| Items from a dataset |

----

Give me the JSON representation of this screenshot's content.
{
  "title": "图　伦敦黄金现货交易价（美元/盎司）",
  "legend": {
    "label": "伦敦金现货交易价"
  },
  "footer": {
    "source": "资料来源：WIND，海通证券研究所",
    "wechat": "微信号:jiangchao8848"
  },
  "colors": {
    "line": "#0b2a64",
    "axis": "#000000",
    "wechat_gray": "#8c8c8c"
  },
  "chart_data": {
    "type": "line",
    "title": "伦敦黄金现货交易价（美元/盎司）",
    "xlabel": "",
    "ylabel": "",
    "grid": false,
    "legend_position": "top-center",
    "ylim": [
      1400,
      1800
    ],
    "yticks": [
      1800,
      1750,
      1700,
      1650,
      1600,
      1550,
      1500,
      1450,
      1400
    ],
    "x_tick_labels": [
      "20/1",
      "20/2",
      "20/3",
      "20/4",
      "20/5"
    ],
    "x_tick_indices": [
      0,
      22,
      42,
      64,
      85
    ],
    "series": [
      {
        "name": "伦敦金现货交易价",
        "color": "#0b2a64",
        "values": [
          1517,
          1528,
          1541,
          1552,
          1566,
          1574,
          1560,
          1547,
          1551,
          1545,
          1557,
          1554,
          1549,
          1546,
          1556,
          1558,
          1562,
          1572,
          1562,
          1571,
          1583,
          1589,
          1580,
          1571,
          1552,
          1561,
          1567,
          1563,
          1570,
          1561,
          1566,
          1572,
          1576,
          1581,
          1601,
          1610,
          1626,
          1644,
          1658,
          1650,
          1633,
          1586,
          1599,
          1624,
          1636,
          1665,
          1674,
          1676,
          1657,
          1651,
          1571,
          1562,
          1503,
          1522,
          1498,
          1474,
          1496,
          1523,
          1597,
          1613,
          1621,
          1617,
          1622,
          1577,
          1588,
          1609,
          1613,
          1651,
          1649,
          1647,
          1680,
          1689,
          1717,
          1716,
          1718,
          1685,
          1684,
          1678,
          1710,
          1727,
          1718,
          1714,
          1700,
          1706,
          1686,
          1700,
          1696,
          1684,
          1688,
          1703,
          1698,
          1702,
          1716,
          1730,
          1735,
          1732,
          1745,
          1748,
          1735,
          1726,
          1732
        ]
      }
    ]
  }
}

----

| Instructions for the task |
Go through the listing above and list every line that has the word "伦敦黄金现货交易价".

| Exercise response |
  "title": "图　伦敦黄金现货交易价（美元/盎司）",
    "title": "伦敦黄金现货交易价（美元/盎司）",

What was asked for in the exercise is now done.